### Consigne
D'après l'article sur la raspoutitsa, que veut dire ce mot russe ?

### Texte fourni
La « raspoutitsa » due au dégel, risque d’enlisement pour l’armée russe en Ukraine

Rostov Russie degel neige hiver Ukraine

Un véhicule blindé russe dans la région de Rostov, proche de l'Ukraine, le 25 février 2022 © AFP STRINGER

Paris (AFP) – Le facteur climatique pourrait jouer un rôle décisif dans l’invasion russe de l’Ukraine, avec l’arrivée attendue de la « raspoutitsa », phénomène saisonnier qui voit la terre ferme se muer en boue collante redoutable pour les véhicules militaires, selon des spécialistes.

Ce terme russe qui signifie « le temps des mauvaises routes », est une réalité bien connue en Ukraine, en Russie et au Bélarus où le radoucissement des températures et la fonte des neiges au printemps, tout comme les fortes pluies de l’automne, se traduisent par plusieurs semaines de gadoue, deux fois par an.

Avant même que la raspoutitsa n’ait commencé, les images de chars et de véhicules militaires russes embourbés en Ukraine pullulent sur les réseaux sociaux.

« Il y a déjà eu beaucoup de situations dans lesquelles des chars russes et d’autres véhicules sont passés par les champs et ont été bloqués. Les soldats ont été obligés de les abandonner et de continuer à pied », affirme à l’AFP l’analyste militaire ukrainien Mykola Beleskov.

« Ce problème existe, et il va s’aggraver », ajoute-t-il, au sujet de l’arrivée de cette débâcle des fameuses « terres noires », ou tchernozioms, qui ont fait la richesse agricole de l’Ukraine et des régions voisines entre le Don et la Volga.

Les troupes de Napoléon en ont fait la pénible expérience, retardées lors de leur retraite de Russie fin 1812 au point d’être rattrapées par les rigueurs de l’hiver.

« Le temps pas en faveur de Poutine »

### Données fournies
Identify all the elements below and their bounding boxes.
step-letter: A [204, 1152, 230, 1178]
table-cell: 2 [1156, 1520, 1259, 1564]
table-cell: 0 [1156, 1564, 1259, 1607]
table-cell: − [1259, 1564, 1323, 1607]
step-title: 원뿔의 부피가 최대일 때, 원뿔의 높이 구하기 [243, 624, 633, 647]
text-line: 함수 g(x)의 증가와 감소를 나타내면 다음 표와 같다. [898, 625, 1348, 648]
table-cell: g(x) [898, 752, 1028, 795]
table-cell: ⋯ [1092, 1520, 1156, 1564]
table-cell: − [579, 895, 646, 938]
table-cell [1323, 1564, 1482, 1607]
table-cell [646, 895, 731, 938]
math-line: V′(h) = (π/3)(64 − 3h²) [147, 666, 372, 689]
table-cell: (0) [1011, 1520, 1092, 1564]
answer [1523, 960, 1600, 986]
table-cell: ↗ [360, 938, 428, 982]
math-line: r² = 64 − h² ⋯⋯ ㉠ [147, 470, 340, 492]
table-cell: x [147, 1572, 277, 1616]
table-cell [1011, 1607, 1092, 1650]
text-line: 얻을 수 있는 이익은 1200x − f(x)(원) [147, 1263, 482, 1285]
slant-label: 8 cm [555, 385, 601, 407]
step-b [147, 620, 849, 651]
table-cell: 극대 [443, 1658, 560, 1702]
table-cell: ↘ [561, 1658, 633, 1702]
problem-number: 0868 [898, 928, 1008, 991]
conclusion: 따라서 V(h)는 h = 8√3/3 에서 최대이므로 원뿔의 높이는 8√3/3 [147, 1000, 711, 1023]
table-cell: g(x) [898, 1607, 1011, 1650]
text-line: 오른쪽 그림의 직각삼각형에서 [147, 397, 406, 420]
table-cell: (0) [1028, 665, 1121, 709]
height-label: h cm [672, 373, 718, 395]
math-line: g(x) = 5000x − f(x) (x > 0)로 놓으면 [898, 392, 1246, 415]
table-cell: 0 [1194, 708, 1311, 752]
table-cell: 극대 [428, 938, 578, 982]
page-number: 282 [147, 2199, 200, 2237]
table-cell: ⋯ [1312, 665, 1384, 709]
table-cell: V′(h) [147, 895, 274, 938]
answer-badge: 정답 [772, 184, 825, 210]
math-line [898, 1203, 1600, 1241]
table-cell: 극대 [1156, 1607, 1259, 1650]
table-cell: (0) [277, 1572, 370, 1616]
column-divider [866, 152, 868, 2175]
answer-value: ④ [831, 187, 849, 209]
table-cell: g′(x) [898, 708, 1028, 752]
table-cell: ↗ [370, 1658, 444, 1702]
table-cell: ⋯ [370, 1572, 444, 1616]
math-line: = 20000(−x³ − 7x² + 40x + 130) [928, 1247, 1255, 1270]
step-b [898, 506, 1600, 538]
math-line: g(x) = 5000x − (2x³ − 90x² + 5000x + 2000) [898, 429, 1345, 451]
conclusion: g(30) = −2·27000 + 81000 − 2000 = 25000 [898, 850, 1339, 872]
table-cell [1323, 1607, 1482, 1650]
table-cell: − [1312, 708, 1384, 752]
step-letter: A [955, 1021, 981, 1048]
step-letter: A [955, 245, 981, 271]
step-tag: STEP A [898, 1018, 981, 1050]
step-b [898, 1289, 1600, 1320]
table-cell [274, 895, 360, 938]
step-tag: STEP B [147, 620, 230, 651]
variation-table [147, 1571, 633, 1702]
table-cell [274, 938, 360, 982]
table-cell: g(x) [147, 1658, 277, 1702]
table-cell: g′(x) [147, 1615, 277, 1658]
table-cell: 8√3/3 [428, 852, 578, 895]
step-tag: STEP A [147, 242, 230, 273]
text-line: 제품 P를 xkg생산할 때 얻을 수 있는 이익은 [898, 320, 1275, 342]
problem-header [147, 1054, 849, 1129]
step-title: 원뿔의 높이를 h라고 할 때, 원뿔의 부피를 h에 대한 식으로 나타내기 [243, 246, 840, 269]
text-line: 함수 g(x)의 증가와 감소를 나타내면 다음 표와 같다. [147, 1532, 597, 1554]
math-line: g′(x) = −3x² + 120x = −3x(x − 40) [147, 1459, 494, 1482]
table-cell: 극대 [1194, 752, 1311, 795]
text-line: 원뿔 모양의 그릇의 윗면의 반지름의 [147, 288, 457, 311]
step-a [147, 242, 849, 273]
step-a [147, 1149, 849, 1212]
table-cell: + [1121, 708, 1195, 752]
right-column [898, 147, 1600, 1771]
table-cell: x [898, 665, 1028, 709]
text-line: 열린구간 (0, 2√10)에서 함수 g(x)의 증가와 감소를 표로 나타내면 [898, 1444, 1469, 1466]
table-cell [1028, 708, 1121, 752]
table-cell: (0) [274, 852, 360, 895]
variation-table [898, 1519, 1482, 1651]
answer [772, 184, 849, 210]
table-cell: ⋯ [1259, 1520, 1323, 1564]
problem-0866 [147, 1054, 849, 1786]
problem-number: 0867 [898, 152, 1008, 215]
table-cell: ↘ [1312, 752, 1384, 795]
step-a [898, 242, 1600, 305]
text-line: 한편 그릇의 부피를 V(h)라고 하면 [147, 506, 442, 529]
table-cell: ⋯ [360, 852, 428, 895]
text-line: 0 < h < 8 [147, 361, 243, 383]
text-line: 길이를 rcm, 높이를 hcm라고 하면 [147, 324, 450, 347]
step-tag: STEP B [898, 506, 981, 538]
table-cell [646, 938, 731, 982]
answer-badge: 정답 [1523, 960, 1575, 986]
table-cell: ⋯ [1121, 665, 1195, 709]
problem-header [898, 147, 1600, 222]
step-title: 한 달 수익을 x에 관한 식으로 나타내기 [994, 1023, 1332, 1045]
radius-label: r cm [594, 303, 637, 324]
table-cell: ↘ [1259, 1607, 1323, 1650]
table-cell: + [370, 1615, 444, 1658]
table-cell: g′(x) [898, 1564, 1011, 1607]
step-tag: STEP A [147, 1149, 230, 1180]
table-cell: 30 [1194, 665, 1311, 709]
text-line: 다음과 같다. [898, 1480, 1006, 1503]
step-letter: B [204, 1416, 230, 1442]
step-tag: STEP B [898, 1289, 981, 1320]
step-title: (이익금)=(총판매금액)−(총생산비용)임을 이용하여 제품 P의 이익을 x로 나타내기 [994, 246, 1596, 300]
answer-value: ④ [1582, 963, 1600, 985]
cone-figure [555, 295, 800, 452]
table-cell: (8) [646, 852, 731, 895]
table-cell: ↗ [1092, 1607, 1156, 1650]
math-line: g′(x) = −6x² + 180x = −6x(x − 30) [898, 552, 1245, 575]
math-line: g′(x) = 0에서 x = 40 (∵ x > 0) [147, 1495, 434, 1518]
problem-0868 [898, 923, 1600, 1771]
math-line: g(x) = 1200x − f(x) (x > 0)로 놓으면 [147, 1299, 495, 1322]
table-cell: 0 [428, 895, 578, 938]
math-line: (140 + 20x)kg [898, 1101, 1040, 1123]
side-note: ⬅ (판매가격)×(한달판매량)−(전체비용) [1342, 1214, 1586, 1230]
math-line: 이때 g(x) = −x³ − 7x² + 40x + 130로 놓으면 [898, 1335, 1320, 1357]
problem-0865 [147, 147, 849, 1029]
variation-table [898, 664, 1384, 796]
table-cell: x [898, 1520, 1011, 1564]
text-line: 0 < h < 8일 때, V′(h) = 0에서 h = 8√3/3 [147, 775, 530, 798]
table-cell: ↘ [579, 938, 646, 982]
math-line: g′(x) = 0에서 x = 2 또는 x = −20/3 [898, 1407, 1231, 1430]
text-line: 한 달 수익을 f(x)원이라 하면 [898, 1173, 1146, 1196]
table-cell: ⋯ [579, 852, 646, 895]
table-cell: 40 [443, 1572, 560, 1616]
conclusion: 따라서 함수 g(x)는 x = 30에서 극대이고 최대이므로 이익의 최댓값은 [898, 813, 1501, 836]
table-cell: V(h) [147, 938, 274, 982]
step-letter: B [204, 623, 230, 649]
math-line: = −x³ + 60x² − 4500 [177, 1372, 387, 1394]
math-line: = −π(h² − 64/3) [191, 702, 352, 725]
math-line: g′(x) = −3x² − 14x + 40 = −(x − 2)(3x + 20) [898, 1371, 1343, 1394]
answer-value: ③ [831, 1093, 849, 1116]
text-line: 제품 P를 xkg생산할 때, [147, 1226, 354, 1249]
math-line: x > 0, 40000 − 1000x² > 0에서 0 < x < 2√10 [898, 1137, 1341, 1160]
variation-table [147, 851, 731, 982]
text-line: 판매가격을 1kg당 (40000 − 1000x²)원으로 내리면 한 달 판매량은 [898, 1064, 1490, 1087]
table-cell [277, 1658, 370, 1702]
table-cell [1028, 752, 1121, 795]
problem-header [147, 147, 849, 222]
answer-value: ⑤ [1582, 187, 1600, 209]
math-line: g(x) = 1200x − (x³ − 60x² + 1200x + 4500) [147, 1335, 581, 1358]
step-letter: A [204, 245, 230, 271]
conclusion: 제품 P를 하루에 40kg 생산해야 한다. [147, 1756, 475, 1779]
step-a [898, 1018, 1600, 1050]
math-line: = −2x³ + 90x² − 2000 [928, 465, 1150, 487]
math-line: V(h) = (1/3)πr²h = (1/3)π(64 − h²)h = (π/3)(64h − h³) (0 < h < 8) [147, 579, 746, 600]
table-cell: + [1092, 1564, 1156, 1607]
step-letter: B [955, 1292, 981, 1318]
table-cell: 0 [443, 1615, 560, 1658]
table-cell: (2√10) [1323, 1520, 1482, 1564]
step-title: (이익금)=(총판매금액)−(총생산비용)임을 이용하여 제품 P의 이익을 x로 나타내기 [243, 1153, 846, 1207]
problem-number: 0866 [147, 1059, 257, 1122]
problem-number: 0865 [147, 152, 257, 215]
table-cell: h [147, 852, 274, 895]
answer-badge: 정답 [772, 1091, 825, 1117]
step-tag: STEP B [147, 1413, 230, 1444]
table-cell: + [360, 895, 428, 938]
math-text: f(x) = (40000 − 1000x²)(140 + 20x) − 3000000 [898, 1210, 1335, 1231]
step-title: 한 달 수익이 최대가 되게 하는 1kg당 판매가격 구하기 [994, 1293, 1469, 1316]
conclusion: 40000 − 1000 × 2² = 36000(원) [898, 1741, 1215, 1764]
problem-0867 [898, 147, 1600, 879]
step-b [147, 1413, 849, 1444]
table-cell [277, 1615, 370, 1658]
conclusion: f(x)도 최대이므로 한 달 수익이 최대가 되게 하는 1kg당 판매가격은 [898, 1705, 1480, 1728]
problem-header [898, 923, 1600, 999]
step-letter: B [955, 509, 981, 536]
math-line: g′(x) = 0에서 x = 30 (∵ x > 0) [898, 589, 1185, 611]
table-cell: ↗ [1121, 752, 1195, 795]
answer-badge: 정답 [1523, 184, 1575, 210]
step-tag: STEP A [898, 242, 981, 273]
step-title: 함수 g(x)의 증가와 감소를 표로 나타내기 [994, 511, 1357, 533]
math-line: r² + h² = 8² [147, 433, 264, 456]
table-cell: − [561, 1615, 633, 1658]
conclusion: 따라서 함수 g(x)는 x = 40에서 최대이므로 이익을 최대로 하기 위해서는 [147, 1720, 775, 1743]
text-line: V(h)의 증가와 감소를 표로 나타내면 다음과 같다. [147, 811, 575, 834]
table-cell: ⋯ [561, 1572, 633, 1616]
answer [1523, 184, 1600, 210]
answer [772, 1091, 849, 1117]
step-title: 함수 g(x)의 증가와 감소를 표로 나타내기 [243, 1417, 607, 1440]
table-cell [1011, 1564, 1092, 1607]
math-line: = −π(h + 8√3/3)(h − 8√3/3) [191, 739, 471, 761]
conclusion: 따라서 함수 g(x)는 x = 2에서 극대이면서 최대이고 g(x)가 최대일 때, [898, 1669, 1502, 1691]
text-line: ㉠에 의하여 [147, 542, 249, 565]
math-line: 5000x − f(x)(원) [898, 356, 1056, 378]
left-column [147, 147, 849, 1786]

### Réponse
Il veut dire « le temps des mauvaises routes ».